* **Aim of the task**:
Copy the records that follow exactly as written, but not their pictures.

========

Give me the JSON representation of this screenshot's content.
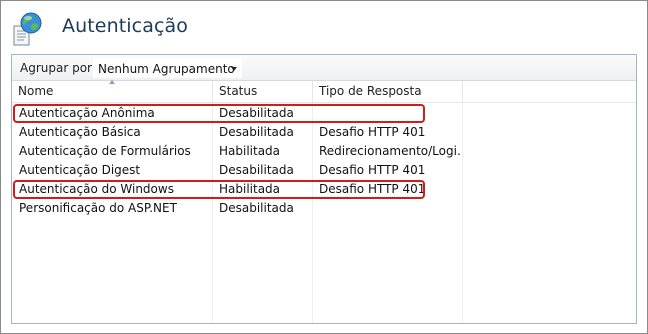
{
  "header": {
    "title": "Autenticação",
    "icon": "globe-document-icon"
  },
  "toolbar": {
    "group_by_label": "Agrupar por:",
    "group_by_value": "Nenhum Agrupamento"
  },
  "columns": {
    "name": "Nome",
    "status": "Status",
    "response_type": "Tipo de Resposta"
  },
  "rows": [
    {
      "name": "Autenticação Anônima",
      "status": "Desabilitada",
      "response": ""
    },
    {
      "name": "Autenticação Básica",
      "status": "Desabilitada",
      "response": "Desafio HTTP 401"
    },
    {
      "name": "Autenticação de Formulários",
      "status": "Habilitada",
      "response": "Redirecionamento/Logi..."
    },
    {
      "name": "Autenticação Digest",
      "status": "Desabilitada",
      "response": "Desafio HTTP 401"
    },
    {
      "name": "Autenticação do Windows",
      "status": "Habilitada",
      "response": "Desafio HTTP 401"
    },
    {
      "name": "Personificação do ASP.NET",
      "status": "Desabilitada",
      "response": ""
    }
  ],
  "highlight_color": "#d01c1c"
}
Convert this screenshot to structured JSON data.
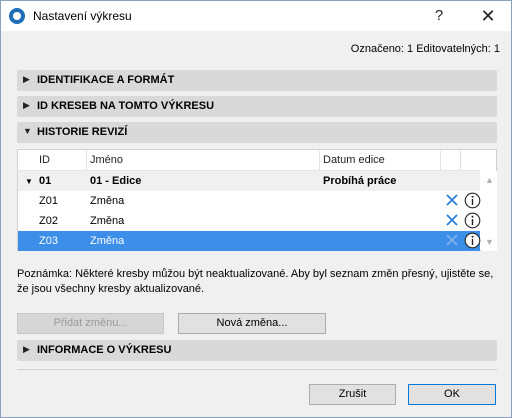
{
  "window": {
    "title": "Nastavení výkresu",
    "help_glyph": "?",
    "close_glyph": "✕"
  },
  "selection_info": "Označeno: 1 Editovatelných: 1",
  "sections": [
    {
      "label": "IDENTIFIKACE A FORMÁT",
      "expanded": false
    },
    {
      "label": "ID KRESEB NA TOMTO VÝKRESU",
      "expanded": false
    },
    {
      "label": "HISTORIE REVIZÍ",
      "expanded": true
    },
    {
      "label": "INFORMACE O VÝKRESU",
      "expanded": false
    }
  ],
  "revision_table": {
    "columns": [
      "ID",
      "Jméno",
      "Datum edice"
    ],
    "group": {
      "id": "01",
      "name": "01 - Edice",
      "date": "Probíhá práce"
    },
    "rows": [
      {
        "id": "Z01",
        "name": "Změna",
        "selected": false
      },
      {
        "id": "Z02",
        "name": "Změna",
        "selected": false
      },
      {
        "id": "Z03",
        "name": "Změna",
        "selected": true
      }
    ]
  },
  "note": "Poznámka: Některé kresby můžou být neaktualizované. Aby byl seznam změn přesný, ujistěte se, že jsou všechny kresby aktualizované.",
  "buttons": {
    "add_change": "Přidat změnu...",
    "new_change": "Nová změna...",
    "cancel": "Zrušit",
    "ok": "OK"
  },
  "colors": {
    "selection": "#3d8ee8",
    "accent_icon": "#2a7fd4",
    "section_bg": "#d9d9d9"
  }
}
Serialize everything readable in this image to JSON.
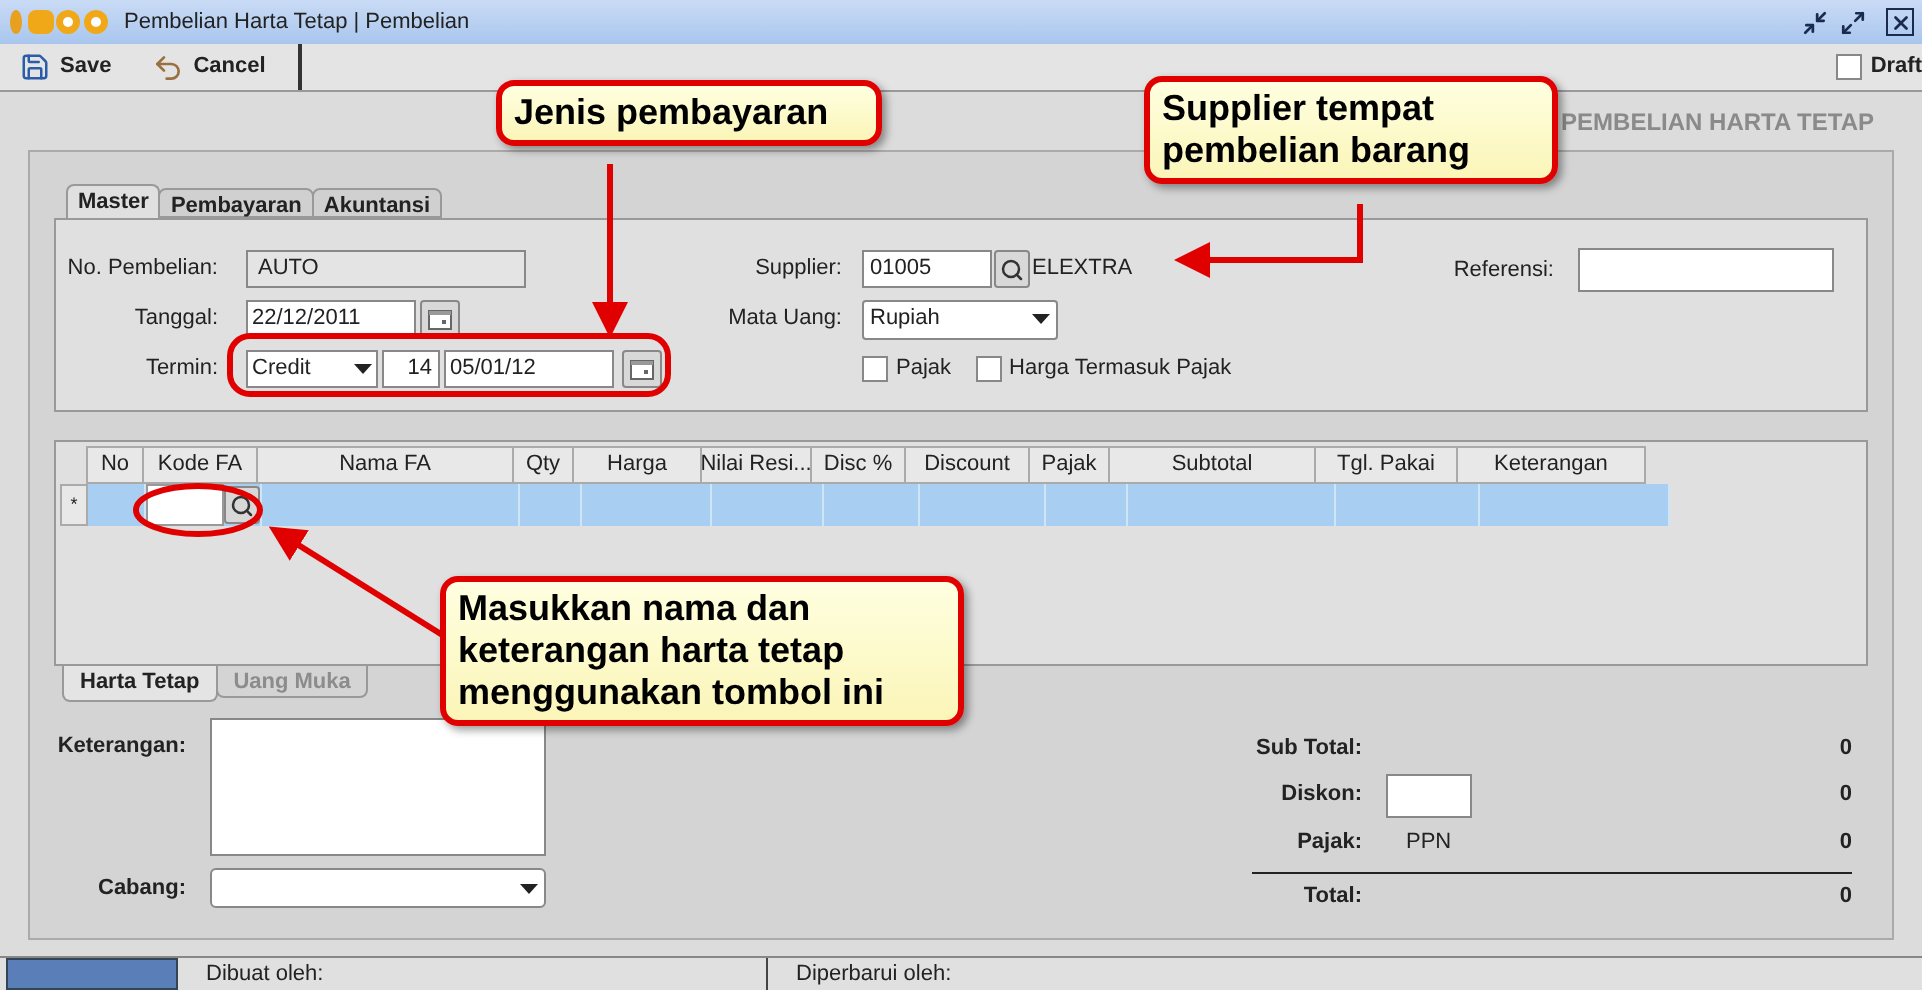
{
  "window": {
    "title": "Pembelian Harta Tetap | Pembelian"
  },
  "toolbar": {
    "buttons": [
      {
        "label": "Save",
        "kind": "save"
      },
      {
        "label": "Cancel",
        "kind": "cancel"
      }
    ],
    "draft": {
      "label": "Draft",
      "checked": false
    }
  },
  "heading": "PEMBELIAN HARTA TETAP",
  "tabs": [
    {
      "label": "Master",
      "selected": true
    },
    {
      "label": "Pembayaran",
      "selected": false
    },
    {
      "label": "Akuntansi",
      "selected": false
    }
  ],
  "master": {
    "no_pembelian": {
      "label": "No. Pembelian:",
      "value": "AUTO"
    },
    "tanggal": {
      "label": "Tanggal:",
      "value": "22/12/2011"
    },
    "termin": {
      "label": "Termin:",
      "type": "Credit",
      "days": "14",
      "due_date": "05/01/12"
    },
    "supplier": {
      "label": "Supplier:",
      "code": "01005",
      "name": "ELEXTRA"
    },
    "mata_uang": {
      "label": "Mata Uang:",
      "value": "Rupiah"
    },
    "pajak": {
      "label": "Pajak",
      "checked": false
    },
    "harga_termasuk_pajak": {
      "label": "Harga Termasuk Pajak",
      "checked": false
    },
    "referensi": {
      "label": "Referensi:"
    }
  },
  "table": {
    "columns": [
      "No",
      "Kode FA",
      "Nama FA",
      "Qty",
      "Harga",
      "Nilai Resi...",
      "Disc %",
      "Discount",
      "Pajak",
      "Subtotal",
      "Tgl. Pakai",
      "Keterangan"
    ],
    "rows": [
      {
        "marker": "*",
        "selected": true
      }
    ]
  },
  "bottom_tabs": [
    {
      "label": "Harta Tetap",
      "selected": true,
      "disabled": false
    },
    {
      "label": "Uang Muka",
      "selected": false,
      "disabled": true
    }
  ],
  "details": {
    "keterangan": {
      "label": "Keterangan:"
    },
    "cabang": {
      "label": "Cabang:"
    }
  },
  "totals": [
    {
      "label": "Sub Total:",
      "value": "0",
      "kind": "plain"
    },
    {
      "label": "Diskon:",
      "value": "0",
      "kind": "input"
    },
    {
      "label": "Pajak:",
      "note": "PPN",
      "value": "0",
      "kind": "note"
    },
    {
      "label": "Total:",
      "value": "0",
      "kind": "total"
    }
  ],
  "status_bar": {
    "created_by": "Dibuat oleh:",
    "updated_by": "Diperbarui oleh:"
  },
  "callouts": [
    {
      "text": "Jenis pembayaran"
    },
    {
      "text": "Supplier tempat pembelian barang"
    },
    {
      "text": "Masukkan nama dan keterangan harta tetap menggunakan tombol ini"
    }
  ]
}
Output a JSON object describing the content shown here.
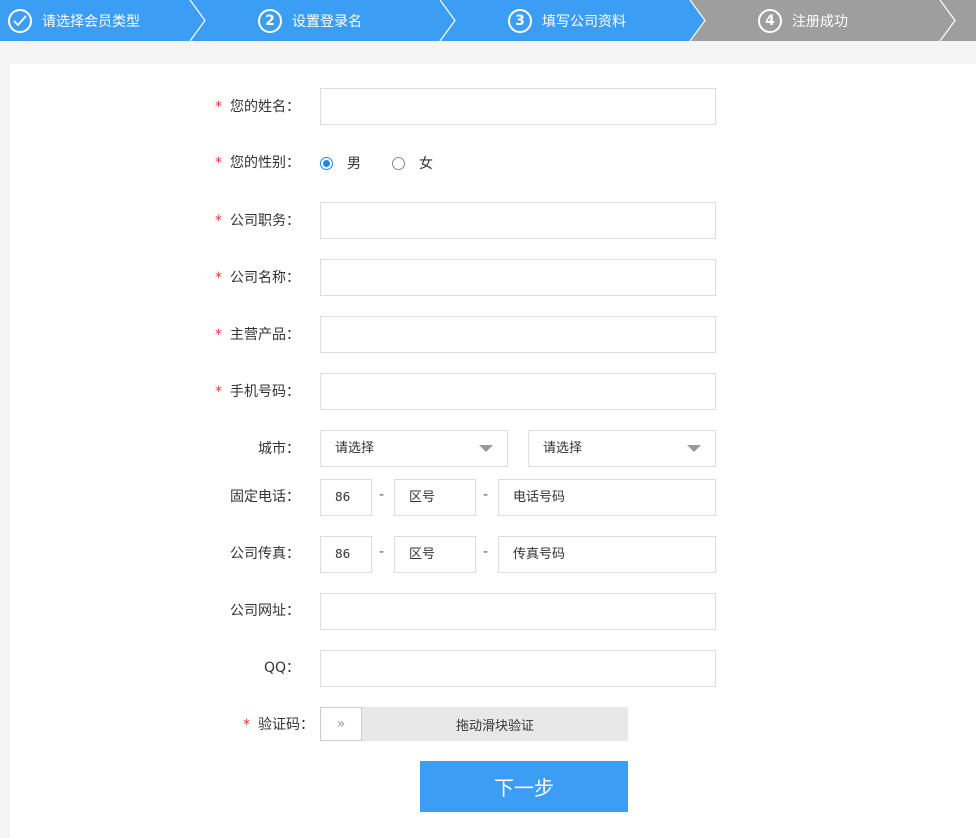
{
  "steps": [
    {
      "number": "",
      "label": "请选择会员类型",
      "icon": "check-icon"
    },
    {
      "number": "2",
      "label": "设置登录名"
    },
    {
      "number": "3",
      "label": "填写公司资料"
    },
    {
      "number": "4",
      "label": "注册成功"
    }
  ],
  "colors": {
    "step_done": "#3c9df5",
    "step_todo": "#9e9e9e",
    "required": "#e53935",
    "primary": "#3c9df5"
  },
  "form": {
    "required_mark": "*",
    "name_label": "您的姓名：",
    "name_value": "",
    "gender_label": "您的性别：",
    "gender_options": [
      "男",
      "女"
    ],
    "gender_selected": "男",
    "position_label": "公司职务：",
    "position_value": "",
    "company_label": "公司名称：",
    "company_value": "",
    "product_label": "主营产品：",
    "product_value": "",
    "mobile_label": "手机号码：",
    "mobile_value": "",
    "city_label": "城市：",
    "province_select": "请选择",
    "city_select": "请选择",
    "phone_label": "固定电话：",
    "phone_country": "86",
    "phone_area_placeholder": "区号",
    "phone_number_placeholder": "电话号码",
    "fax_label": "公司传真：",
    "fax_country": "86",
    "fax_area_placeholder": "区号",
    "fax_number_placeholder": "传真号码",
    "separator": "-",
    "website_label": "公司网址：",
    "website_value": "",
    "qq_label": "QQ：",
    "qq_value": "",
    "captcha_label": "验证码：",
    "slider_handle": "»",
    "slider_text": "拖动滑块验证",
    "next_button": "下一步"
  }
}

========

* **Written solution**:
Give me the JSON representation of this screenshot's content.
{
  "header": {
    "title": "Autenticação",
    "icon": "globe-document-icon"
  },
  "toolbar": {
    "group_by_label": "Agrupar por:",
    "group_by_value": "Nenhum Agrupamento"
  },
  "columns": {
    "name": "Nome",
    "status": "Status",
    "response_type": "Tipo de Resposta"
  },
  "rows": [
    {
      "name": "Autenticação Anônima",
      "status": "Desabilitada",
      "response": ""
    },
    {
      "name": "Autenticação Básica",
      "status": "Desabilitada",
      "response": "Desafio HTTP 401"
    },
    {
      "name": "Autenticação de Formulários",
      "status": "Habilitada",
      "response": "Redirecionamento/Logi..."
    },
    {
      "name": "Autenticação Digest",
      "status": "Desabilitada",
      "response": "Desafio HTTP 401"
    },
    {
      "name": "Autenticação do Windows",
      "status": "Habilitada",
      "response": "Desafio HTTP 401"
    },
    {
      "name": "Personificação do ASP.NET",
      "status": "Desabilitada",
      "response": ""
    }
  ],
  "highlight_color": "#d01c1c"
}
Convert this screenshot to structured JSON data.
{
  "window": {
    "title": "Nastavení výkresu",
    "help_glyph": "?",
    "close_glyph": "✕"
  },
  "selection_info": "Označeno: 1 Editovatelných: 1",
  "sections": [
    {
      "label": "IDENTIFIKACE A FORMÁT",
      "expanded": false
    },
    {
      "label": "ID KRESEB NA TOMTO VÝKRESU",
      "expanded": false
    },
    {
      "label": "HISTORIE REVIZÍ",
      "expanded": true
    },
    {
      "label": "INFORMACE O VÝKRESU",
      "expanded": false
    }
  ],
  "revision_table": {
    "columns": [
      "ID",
      "Jméno",
      "Datum edice"
    ],
    "group": {
      "id": "01",
      "name": "01 - Edice",
      "date": "Probíhá práce"
    },
    "rows": [
      {
        "id": "Z01",
        "name": "Změna",
        "selected": false
      },
      {
        "id": "Z02",
        "name": "Změna",
        "selected": false
      },
      {
        "id": "Z03",
        "name": "Změna",
        "selected": true
      }
    ]
  },
  "note": "Poznámka: Některé kresby můžou být neaktualizované. Aby byl seznam změn přesný, ujistěte se, že jsou všechny kresby aktualizované.",
  "buttons": {
    "add_change": "Přidat změnu...",
    "new_change": "Nová změna...",
    "cancel": "Zrušit",
    "ok": "OK"
  },
  "colors": {
    "selection": "#3d8ee8",
    "accent_icon": "#2a7fd4",
    "section_bg": "#d9d9d9"
  }
}
Serialize everything readable in this image to JSON.
{
  "window": {
    "title": "Pembelian Harta Tetap | Pembelian"
  },
  "toolbar": {
    "buttons": [
      {
        "label": "Save",
        "kind": "save"
      },
      {
        "label": "Cancel",
        "kind": "cancel"
      }
    ],
    "draft": {
      "label": "Draft",
      "checked": false
    }
  },
  "heading": "PEMBELIAN HARTA TETAP",
  "tabs": [
    {
      "label": "Master",
      "selected": true
    },
    {
      "label": "Pembayaran",
      "selected": false
    },
    {
      "label": "Akuntansi",
      "selected": false
    }
  ],
  "master": {
    "no_pembelian": {
      "label": "No. Pembelian:",
      "value": "AUTO"
    },
    "tanggal": {
      "label": "Tanggal:",
      "value": "22/12/2011"
    },
    "termin": {
      "label": "Termin:",
      "type": "Credit",
      "days": "14",
      "due_date": "05/01/12"
    },
    "supplier": {
      "label": "Supplier:",
      "code": "01005",
      "name": "ELEXTRA"
    },
    "mata_uang": {
      "label": "Mata Uang:",
      "value": "Rupiah"
    },
    "pajak": {
      "label": "Pajak",
      "checked": false
    },
    "harga_termasuk_pajak": {
      "label": "Harga Termasuk Pajak",
      "checked": false
    },
    "referensi": {
      "label": "Referensi:"
    }
  },
  "table": {
    "columns": [
      "No",
      "Kode FA",
      "Nama FA",
      "Qty",
      "Harga",
      "Nilai Resi...",
      "Disc %",
      "Discount",
      "Pajak",
      "Subtotal",
      "Tgl. Pakai",
      "Keterangan"
    ],
    "rows": [
      {
        "marker": "*",
        "selected": true
      }
    ]
  },
  "bottom_tabs": [
    {
      "label": "Harta Tetap",
      "selected": true,
      "disabled": false
    },
    {
      "label": "Uang Muka",
      "selected": false,
      "disabled": true
    }
  ],
  "details": {
    "keterangan": {
      "label": "Keterangan:"
    },
    "cabang": {
      "label": "Cabang:"
    }
  },
  "totals": [
    {
      "label": "Sub Total:",
      "value": "0",
      "kind": "plain"
    },
    {
      "label": "Diskon:",
      "value": "0",
      "kind": "input"
    },
    {
      "label": "Pajak:",
      "note": "PPN",
      "value": "0",
      "kind": "note"
    },
    {
      "label": "Total:",
      "value": "0",
      "kind": "total"
    }
  ],
  "status_bar": {
    "created_by": "Dibuat oleh:",
    "updated_by": "Diperbarui oleh:"
  },
  "callouts": [
    {
      "text": "Jenis pembayaran"
    },
    {
      "text": "Supplier tempat pembelian barang"
    },
    {
      "text": "Masukkan nama dan keterangan harta tetap menggunakan tombol ini"
    }
  ]
}
Output a JSON object describing the content shown here.
{
  "steps": [
    {
      "number": "",
      "label": "请选择会员类型",
      "icon": "check-icon"
    },
    {
      "number": "2",
      "label": "设置登录名"
    },
    {
      "number": "3",
      "label": "填写公司资料"
    },
    {
      "number": "4",
      "label": "注册成功"
    }
  ],
  "colors": {
    "step_done": "#3c9df5",
    "step_todo": "#9e9e9e",
    "required": "#e53935",
    "primary": "#3c9df5"
  },
  "form": {
    "required_mark": "*",
    "name_label": "您的姓名：",
    "name_value": "",
    "gender_label": "您的性别：",
    "gender_options": [
      "男",
      "女"
    ],
    "gender_selected": "男",
    "position_label": "公司职务：",
    "position_value": "",
    "company_label": "公司名称：",
    "company_value": "",
    "product_label": "主营产品：",
    "product_value": "",
    "mobile_label": "手机号码：",
    "mobile_value": "",
    "city_label": "城市：",
    "province_select": "请选择",
    "city_select": "请选择",
    "phone_label": "固定电话：",
    "phone_country": "86",
    "phone_area_placeholder": "区号",
    "phone_number_placeholder": "电话号码",
    "fax_label": "公司传真：",
    "fax_country": "86",
    "fax_area_placeholder": "区号",
    "fax_number_placeholder": "传真号码",
    "separator": "-",
    "website_label": "公司网址：",
    "website_value": "",
    "qq_label": "QQ：",
    "qq_value": "",
    "captcha_label": "验证码：",
    "slider_handle": "»",
    "slider_text": "拖动滑块验证",
    "next_button": "下一步"
  }
}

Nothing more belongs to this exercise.